■ Work required ■
Count lines, not occurrences: report how many lines in the records hold the string "Central", and nothing else.

════════

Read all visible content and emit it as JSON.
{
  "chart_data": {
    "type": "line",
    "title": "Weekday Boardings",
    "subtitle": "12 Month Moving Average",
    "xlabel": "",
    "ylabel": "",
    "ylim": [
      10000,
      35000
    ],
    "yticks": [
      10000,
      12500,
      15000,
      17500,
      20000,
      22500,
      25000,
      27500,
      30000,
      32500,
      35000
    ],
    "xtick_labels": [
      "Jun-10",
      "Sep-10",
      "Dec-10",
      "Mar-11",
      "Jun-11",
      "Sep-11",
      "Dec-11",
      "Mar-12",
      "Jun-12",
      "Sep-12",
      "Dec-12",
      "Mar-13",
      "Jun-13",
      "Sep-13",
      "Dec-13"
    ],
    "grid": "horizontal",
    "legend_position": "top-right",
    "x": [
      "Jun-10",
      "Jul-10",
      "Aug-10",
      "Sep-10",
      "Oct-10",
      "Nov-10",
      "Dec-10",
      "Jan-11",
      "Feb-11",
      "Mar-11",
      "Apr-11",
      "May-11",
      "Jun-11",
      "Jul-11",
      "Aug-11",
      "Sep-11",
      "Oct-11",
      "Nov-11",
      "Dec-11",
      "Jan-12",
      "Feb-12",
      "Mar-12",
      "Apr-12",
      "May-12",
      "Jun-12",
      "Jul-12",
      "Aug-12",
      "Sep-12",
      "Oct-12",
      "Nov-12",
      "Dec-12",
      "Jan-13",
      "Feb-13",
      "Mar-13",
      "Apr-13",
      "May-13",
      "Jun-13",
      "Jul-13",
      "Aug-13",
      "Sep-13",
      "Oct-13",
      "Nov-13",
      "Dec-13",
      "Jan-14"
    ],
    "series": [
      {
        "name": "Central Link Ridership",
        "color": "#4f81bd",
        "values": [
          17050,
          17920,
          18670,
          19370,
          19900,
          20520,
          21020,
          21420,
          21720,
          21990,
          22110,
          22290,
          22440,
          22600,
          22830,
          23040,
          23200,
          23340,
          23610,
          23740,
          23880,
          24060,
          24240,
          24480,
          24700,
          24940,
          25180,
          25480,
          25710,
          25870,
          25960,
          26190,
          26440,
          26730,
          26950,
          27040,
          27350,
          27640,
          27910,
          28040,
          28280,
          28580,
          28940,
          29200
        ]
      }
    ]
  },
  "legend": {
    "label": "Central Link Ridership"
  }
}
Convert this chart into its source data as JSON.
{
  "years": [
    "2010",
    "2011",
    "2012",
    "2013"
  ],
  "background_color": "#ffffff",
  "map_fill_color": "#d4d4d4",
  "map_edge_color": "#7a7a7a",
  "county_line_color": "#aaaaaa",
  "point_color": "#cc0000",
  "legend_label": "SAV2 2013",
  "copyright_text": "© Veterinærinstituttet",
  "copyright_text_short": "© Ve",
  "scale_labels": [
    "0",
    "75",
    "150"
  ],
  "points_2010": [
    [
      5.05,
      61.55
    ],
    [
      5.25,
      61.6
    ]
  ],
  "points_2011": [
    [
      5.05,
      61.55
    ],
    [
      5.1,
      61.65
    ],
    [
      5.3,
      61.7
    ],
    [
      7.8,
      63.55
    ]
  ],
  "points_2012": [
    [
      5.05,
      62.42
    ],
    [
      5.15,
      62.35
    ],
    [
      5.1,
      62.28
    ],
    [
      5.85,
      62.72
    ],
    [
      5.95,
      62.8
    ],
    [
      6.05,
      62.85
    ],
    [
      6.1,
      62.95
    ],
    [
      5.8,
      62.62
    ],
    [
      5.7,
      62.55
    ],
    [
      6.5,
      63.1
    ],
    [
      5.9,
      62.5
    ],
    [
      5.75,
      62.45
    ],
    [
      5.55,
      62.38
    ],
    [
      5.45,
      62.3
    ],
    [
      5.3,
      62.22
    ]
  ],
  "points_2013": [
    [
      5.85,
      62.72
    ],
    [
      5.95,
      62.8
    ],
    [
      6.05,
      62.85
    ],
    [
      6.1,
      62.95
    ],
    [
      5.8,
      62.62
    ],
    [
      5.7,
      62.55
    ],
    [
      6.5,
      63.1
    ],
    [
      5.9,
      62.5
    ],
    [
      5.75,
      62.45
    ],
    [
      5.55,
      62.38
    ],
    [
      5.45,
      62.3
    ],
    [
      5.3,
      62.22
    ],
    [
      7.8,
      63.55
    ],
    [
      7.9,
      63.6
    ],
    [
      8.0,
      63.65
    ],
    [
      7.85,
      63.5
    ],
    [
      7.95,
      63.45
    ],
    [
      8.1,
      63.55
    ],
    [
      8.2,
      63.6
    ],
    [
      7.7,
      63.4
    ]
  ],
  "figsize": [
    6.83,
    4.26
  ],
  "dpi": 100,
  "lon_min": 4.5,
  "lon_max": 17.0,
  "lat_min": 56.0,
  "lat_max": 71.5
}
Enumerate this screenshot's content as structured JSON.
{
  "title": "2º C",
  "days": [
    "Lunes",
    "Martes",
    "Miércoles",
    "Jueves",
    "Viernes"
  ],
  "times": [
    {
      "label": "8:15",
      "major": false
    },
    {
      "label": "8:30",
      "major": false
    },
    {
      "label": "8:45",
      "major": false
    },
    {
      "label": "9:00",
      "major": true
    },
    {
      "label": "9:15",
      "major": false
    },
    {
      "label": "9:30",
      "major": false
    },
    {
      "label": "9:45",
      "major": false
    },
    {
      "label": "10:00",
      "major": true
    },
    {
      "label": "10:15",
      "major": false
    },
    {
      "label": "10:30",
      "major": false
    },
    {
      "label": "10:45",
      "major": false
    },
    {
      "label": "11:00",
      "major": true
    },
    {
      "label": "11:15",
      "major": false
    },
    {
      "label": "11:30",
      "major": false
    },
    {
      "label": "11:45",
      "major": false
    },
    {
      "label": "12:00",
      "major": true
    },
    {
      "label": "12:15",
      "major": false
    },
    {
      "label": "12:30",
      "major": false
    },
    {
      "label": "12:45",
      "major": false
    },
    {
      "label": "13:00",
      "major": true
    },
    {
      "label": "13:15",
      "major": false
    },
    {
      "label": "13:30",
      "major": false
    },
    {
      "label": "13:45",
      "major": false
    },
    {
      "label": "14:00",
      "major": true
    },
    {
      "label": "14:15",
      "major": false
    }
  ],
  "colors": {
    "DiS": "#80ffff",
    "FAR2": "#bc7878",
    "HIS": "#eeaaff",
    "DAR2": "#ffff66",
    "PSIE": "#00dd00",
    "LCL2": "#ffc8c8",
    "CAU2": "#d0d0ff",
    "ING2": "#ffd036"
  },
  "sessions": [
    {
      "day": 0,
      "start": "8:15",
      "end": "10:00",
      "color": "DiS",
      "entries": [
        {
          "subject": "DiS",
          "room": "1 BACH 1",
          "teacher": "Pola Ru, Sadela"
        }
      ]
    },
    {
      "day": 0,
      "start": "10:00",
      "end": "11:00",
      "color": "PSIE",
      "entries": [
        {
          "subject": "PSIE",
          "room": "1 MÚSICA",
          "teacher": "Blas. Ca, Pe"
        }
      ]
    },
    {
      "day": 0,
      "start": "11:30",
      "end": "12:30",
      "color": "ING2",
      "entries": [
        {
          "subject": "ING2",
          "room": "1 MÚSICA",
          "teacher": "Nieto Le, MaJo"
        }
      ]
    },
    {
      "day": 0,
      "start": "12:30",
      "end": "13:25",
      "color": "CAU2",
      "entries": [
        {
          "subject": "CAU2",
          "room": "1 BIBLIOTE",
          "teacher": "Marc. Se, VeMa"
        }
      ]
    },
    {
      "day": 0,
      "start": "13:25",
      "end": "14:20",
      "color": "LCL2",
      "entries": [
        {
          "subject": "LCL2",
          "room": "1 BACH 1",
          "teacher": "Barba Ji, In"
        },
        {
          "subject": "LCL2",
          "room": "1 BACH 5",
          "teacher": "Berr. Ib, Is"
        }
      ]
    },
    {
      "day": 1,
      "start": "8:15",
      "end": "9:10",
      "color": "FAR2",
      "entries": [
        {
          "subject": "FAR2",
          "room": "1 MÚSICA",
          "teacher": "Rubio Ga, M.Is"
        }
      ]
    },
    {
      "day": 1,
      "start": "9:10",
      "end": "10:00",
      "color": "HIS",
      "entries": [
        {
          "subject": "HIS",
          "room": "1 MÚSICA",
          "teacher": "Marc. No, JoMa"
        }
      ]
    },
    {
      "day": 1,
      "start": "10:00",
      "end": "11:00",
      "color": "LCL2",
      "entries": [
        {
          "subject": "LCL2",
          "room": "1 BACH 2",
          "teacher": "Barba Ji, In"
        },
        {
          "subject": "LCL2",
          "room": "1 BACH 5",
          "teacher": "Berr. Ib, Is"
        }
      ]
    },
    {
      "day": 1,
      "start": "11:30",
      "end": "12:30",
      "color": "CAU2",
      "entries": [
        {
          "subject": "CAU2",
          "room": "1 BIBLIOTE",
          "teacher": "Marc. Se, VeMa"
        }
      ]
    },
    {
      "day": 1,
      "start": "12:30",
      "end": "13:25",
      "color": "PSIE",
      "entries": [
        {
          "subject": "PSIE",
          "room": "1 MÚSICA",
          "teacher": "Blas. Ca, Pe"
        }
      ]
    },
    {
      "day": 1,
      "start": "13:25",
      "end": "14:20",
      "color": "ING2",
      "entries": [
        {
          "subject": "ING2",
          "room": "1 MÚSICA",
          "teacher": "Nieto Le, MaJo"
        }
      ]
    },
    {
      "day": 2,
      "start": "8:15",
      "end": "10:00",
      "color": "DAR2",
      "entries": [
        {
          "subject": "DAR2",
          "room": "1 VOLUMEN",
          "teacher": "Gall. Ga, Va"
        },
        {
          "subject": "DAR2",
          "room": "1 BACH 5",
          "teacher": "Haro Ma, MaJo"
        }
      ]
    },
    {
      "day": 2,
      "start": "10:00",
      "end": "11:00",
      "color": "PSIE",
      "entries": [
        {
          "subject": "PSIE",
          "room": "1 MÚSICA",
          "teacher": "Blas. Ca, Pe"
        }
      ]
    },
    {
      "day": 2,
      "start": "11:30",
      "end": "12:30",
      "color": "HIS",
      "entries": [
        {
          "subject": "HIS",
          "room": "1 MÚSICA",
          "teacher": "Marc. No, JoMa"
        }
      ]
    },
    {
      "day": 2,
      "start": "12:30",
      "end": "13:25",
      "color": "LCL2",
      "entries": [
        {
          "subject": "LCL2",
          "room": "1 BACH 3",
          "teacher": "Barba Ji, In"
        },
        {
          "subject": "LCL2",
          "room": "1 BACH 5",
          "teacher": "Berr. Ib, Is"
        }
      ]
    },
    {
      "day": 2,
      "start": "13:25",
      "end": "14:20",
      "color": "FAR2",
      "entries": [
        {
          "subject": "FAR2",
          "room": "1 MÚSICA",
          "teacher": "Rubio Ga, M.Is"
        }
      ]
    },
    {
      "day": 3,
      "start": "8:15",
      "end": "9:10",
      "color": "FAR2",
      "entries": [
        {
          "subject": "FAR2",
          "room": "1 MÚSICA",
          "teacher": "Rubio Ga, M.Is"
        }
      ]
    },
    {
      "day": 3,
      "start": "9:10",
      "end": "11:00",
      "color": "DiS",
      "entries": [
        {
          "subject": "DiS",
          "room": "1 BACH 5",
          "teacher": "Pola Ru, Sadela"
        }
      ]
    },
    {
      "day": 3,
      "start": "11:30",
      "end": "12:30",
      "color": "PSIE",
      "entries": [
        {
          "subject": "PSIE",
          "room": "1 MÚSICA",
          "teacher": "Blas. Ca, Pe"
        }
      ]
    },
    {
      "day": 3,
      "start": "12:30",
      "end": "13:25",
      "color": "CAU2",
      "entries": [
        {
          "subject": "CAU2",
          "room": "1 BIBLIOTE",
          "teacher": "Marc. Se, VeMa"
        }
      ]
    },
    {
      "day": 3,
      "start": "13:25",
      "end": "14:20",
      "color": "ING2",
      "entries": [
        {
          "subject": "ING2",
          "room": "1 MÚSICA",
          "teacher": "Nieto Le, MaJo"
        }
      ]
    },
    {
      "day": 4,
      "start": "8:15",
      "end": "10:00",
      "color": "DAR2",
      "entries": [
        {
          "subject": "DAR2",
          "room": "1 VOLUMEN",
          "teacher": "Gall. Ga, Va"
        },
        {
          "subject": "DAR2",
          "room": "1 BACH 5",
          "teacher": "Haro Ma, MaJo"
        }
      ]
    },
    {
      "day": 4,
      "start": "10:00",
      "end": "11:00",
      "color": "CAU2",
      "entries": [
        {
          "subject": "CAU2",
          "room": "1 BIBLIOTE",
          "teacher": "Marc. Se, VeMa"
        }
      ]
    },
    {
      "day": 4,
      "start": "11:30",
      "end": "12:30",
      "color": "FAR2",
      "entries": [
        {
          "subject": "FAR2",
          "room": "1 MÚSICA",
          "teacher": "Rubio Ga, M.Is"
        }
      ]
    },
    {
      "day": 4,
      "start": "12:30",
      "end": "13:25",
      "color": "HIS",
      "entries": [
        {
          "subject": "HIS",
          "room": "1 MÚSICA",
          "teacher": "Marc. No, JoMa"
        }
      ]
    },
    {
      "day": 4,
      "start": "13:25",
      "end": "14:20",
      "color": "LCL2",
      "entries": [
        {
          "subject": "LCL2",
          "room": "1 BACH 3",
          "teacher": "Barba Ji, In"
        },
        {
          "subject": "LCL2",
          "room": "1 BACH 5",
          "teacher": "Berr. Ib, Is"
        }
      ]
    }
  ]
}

════════

■ Answer to this task ■
2